(Stored data)
┌──
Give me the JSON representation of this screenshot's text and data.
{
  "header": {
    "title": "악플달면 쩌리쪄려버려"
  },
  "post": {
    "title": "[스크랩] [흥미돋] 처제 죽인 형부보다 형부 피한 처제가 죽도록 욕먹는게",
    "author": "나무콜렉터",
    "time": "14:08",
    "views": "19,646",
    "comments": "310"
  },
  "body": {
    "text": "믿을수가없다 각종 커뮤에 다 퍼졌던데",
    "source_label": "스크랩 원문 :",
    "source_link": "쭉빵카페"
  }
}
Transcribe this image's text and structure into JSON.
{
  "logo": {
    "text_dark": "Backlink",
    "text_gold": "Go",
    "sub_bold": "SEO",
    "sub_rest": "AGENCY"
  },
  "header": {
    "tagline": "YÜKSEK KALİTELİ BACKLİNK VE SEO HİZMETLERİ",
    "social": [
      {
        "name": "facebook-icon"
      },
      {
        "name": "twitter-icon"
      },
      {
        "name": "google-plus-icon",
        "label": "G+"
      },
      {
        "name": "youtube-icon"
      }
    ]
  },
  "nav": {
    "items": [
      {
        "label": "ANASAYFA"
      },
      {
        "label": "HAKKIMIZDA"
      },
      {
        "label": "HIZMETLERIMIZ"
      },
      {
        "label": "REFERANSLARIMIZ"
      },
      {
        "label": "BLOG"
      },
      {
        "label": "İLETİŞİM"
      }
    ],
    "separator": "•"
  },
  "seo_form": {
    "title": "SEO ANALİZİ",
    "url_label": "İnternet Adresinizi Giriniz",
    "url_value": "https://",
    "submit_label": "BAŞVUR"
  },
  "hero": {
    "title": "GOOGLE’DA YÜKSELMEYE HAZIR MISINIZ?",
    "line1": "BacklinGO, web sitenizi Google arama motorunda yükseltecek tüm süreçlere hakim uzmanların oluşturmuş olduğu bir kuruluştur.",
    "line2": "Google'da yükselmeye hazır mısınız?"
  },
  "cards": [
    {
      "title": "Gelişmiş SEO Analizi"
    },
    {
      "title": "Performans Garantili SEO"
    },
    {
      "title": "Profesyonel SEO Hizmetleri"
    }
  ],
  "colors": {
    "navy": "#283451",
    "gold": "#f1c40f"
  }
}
└──
_SET PROBLEM_
Identify the lines that contain the string "this", and copy every one of them.

_EXERCISE RESPONSE_
Give me the JSON representation of this screenshot's text and data.
Transcribe this image's text and structure into JSON.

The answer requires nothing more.